Exercise objective: Copy out the records precisely, omitting pictures.

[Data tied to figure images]
■ ■ ■ ■ ■ ■ ■
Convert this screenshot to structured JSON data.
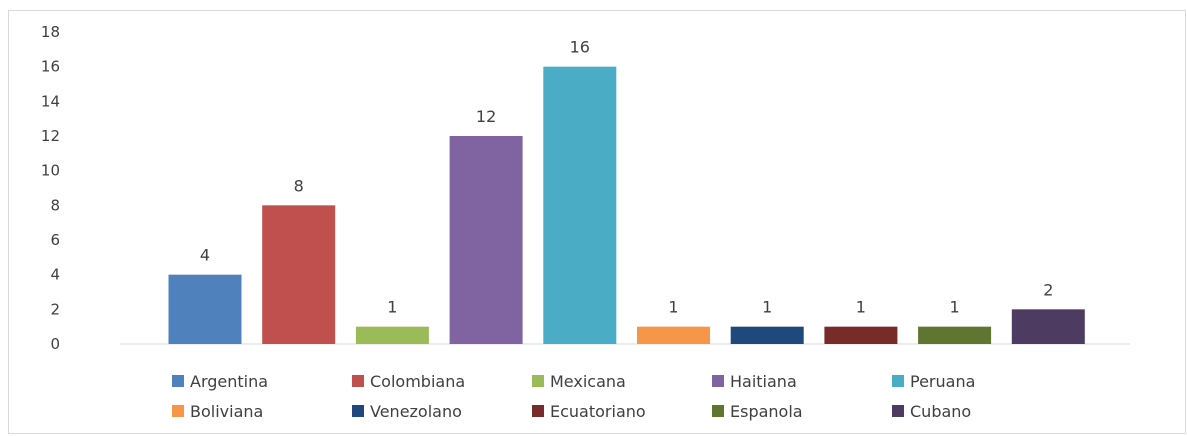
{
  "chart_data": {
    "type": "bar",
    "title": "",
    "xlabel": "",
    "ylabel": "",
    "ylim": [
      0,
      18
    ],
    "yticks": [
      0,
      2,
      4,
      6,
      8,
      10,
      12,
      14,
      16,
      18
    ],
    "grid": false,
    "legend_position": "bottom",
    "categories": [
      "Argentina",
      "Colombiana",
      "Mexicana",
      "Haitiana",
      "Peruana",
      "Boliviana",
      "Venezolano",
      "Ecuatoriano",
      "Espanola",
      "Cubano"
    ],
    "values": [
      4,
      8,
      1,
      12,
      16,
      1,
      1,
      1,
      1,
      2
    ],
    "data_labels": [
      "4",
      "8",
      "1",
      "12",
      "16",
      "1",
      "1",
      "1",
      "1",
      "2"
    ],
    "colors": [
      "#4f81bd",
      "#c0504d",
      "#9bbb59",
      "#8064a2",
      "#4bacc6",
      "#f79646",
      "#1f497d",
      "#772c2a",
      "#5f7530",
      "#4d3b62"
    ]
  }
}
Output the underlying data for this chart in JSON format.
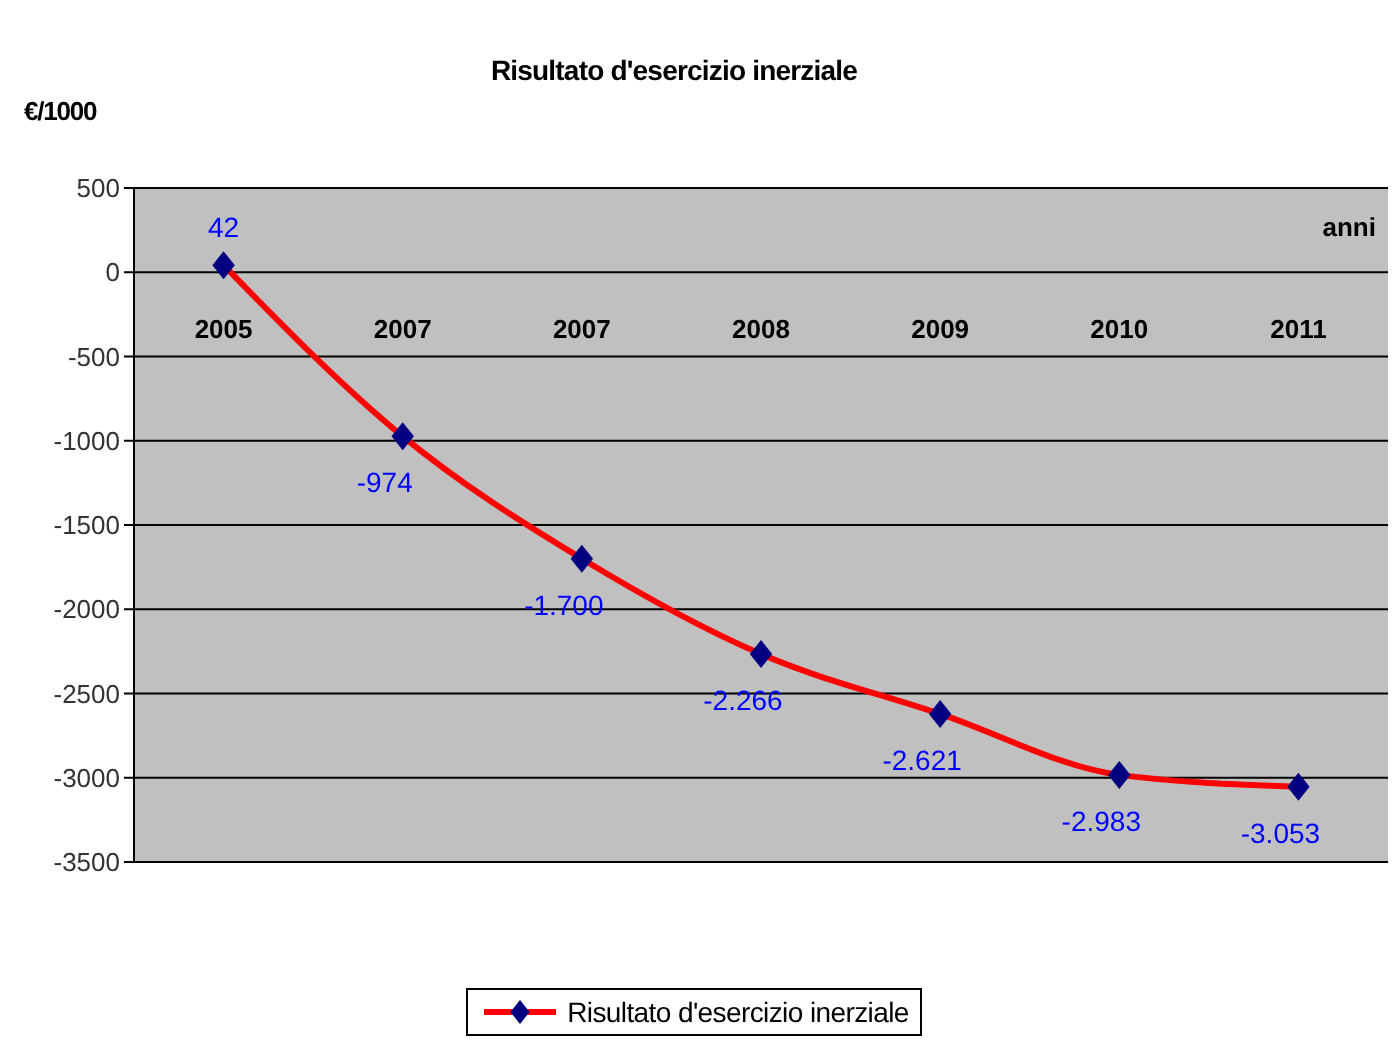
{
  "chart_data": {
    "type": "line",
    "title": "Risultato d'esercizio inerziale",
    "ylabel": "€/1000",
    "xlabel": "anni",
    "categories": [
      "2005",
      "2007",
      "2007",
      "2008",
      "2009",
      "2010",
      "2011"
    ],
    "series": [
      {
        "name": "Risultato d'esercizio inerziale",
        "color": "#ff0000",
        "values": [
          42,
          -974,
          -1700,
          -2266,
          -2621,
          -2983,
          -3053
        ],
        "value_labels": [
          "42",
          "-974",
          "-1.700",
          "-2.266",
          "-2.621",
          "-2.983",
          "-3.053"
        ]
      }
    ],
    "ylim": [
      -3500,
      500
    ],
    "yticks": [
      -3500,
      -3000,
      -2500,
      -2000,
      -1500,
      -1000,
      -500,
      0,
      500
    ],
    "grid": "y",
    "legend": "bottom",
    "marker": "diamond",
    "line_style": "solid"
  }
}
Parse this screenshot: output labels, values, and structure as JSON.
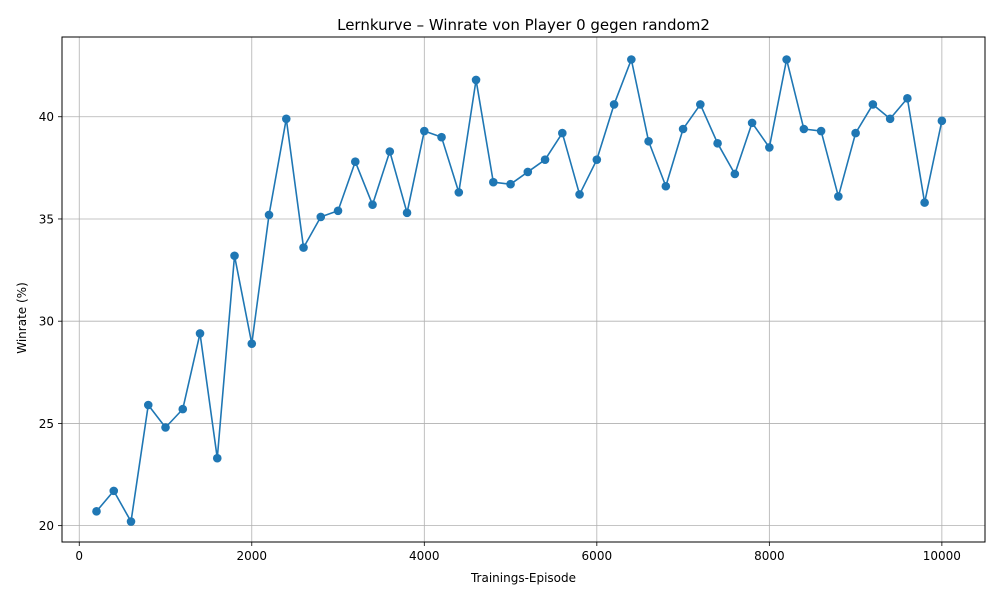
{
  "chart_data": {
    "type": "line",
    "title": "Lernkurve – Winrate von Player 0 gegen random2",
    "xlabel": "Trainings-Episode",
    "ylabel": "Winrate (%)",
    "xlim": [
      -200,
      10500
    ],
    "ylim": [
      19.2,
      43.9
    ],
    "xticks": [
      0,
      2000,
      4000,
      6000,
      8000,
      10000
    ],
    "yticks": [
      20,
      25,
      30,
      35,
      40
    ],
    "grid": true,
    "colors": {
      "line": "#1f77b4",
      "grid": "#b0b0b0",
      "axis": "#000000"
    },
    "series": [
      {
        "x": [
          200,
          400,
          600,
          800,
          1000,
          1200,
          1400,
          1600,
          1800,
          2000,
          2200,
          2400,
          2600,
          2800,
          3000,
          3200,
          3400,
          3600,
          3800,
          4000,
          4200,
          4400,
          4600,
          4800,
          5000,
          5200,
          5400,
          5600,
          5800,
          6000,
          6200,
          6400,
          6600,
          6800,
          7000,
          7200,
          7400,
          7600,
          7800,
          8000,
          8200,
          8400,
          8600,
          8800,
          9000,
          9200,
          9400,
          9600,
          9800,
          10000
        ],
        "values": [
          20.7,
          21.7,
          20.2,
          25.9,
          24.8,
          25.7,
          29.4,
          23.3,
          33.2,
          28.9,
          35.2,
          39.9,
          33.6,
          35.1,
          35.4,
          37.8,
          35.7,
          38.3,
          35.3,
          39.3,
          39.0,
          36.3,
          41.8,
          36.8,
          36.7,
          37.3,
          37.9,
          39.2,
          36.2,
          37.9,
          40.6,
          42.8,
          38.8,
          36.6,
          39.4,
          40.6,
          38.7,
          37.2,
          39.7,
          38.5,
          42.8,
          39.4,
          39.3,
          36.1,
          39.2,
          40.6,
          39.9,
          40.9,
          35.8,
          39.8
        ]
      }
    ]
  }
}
■ ■ ■ ■ ■ ■ ■
Solution below:
Convert this screenshot to structured JSON data.
{
  "chart_data": {
    "type": "bar",
    "title": "",
    "xlabel": "",
    "ylabel": "",
    "ylim": [
      0,
      18
    ],
    "yticks": [
      0,
      2,
      4,
      6,
      8,
      10,
      12,
      14,
      16,
      18
    ],
    "grid": false,
    "legend_position": "bottom",
    "categories": [
      "Argentina",
      "Colombiana",
      "Mexicana",
      "Haitiana",
      "Peruana",
      "Boliviana",
      "Venezolano",
      "Ecuatoriano",
      "Espanola",
      "Cubano"
    ],
    "values": [
      4,
      8,
      1,
      12,
      16,
      1,
      1,
      1,
      1,
      2
    ],
    "data_labels": [
      "4",
      "8",
      "1",
      "12",
      "16",
      "1",
      "1",
      "1",
      "1",
      "2"
    ],
    "colors": [
      "#4f81bd",
      "#c0504d",
      "#9bbb59",
      "#8064a2",
      "#4bacc6",
      "#f79646",
      "#1f497d",
      "#772c2a",
      "#5f7530",
      "#4d3b62"
    ]
  }
}
Output the underlying data for this chart in JSON format.
{
  "chart_data": {
    "type": "line",
    "title": "Risultato d'esercizio inerziale",
    "ylabel": "€/1000",
    "xlabel": "anni",
    "categories": [
      "2005",
      "2007",
      "2007",
      "2008",
      "2009",
      "2010",
      "2011"
    ],
    "series": [
      {
        "name": "Risultato d'esercizio inerziale",
        "color": "#ff0000",
        "values": [
          42,
          -974,
          -1700,
          -2266,
          -2621,
          -2983,
          -3053
        ],
        "value_labels": [
          "42",
          "-974",
          "-1.700",
          "-2.266",
          "-2.621",
          "-2.983",
          "-3.053"
        ]
      }
    ],
    "ylim": [
      -3500,
      500
    ],
    "yticks": [
      -3500,
      -3000,
      -2500,
      -2000,
      -1500,
      -1000,
      -500,
      0,
      500
    ],
    "grid": "y",
    "legend": "bottom",
    "marker": "diamond",
    "line_style": "solid"
  }
}
Parse this screenshot: output labels, values, and structure as JSON.
{
  "chart_data": {
    "type": "line",
    "title": "Lernkurve – Winrate von Player 0 gegen random2",
    "xlabel": "Trainings-Episode",
    "ylabel": "Winrate (%)",
    "xlim": [
      -200,
      10500
    ],
    "ylim": [
      19.2,
      43.9
    ],
    "xticks": [
      0,
      2000,
      4000,
      6000,
      8000,
      10000
    ],
    "yticks": [
      20,
      25,
      30,
      35,
      40
    ],
    "grid": true,
    "colors": {
      "line": "#1f77b4",
      "grid": "#b0b0b0",
      "axis": "#000000"
    },
    "series": [
      {
        "x": [
          200,
          400,
          600,
          800,
          1000,
          1200,
          1400,
          1600,
          1800,
          2000,
          2200,
          2400,
          2600,
          2800,
          3000,
          3200,
          3400,
          3600,
          3800,
          4000,
          4200,
          4400,
          4600,
          4800,
          5000,
          5200,
          5400,
          5600,
          5800,
          6000,
          6200,
          6400,
          6600,
          6800,
          7000,
          7200,
          7400,
          7600,
          7800,
          8000,
          8200,
          8400,
          8600,
          8800,
          9000,
          9200,
          9400,
          9600,
          9800,
          10000
        ],
        "values": [
          20.7,
          21.7,
          20.2,
          25.9,
          24.8,
          25.7,
          29.4,
          23.3,
          33.2,
          28.9,
          35.2,
          39.9,
          33.6,
          35.1,
          35.4,
          37.8,
          35.7,
          38.3,
          35.3,
          39.3,
          39.0,
          36.3,
          41.8,
          36.8,
          36.7,
          37.3,
          37.9,
          39.2,
          36.2,
          37.9,
          40.6,
          42.8,
          38.8,
          36.6,
          39.4,
          40.6,
          38.7,
          37.2,
          39.7,
          38.5,
          42.8,
          39.4,
          39.3,
          36.1,
          39.2,
          40.6,
          39.9,
          40.9,
          35.8,
          39.8
        ]
      }
    ]
  }
}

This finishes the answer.